### Problem statement
Give all the lines below again, exactly, with no pictures.

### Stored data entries

— START —

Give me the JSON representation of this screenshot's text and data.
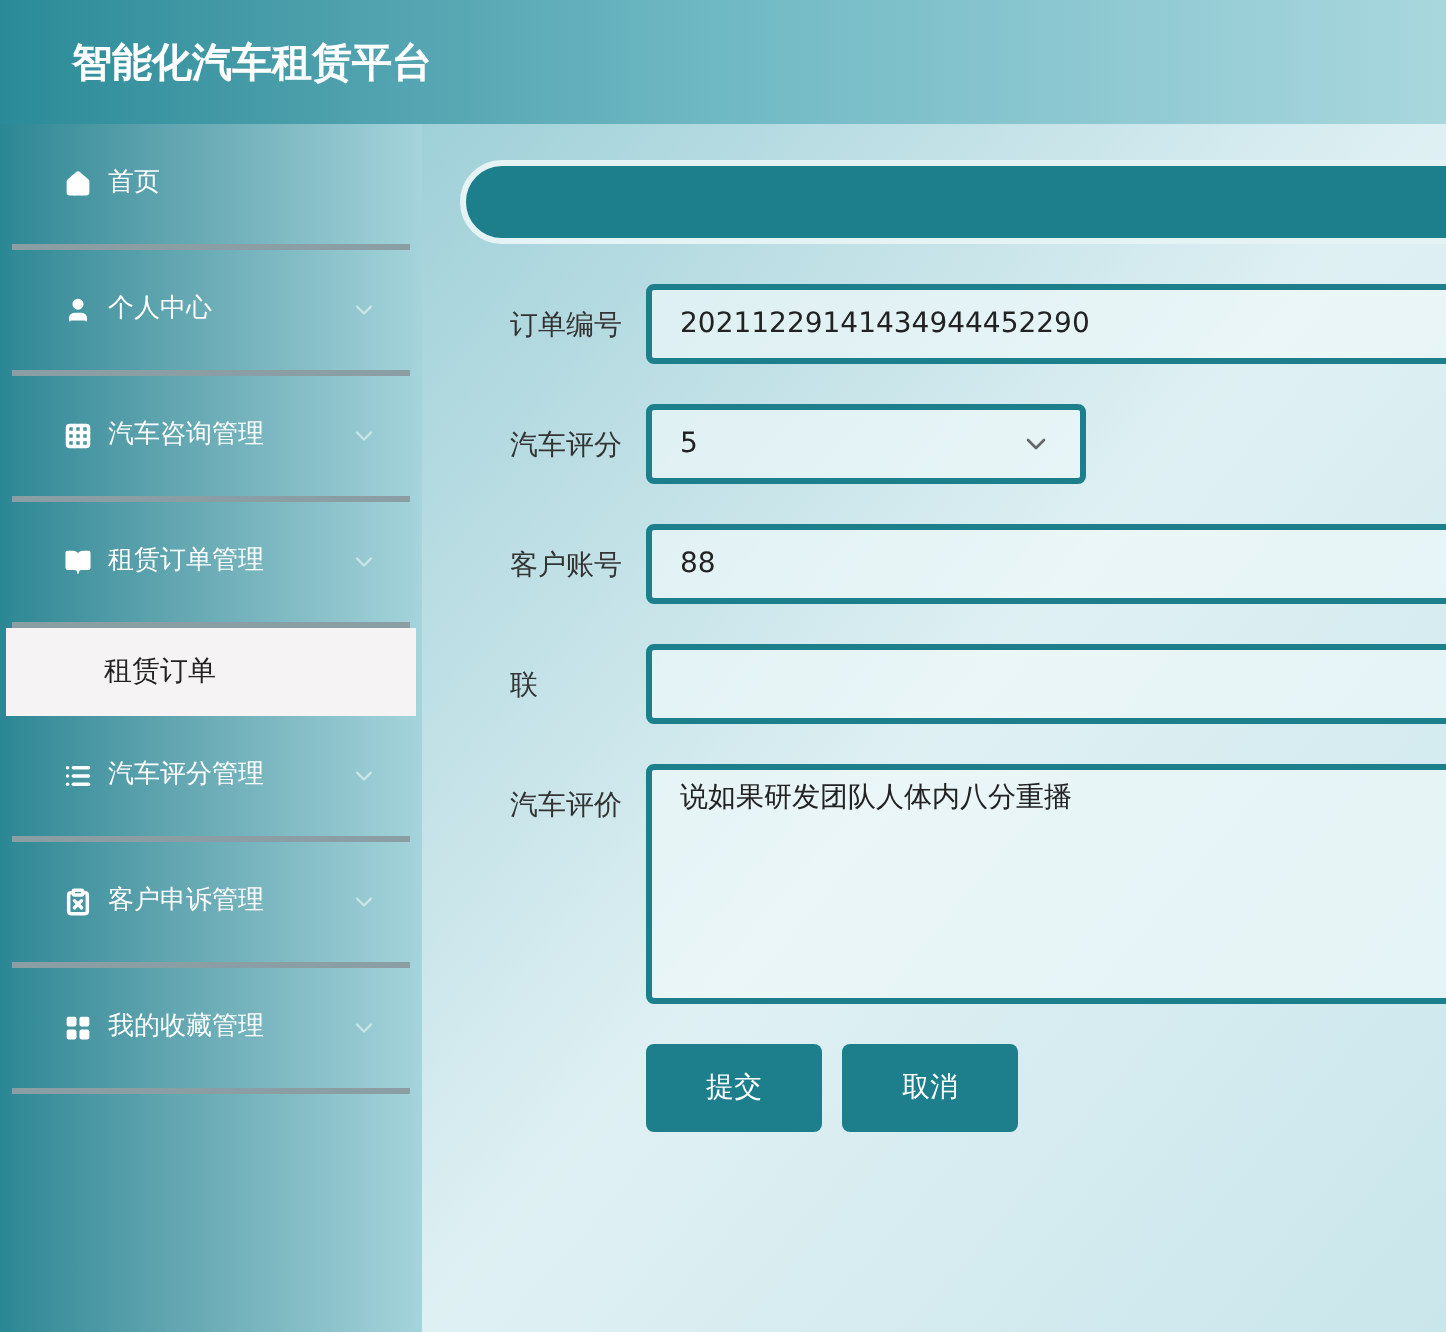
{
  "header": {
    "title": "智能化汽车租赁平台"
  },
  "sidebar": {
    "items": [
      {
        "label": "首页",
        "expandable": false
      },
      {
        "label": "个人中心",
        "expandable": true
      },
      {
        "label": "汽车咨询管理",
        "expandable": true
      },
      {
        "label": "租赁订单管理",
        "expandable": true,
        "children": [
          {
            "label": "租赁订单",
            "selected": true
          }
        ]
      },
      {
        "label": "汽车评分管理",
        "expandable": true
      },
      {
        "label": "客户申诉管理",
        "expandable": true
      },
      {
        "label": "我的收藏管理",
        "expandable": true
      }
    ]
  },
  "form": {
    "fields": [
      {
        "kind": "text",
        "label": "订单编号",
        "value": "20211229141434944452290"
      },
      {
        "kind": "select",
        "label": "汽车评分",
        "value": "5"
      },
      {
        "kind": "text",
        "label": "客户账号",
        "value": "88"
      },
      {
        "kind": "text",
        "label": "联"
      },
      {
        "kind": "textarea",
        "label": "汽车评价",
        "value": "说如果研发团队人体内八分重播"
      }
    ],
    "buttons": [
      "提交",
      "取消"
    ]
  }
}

— END —

### Exercise result
Give me the JSON representation of this screenshot's text and data.
{
  "header": {
    "title": "智能化汽车租赁平台"
  },
  "sidebar": {
    "items": [
      {
        "label": "首页",
        "expandable": false
      },
      {
        "label": "个人中心",
        "expandable": true
      },
      {
        "label": "汽车咨询管理",
        "expandable": true
      },
      {
        "label": "租赁订单管理",
        "expandable": true,
        "children": [
          {
            "label": "租赁订单",
            "selected": true
          }
        ]
      },
      {
        "label": "汽车评分管理",
        "expandable": true
      },
      {
        "label": "客户申诉管理",
        "expandable": true
      },
      {
        "label": "我的收藏管理",
        "expandable": true
      }
    ]
  },
  "form": {
    "fields": [
      {
        "kind": "text",
        "label": "订单编号",
        "value": "20211229141434944452290"
      },
      {
        "kind": "select",
        "label": "汽车评分",
        "value": "5"
      },
      {
        "kind": "text",
        "label": "客户账号",
        "value": "88"
      },
      {
        "kind": "text",
        "label": "联"
      },
      {
        "kind": "textarea",
        "label": "汽车评价",
        "value": "说如果研发团队人体内八分重播"
      }
    ],
    "buttons": [
      "提交",
      "取消"
    ]
  }
}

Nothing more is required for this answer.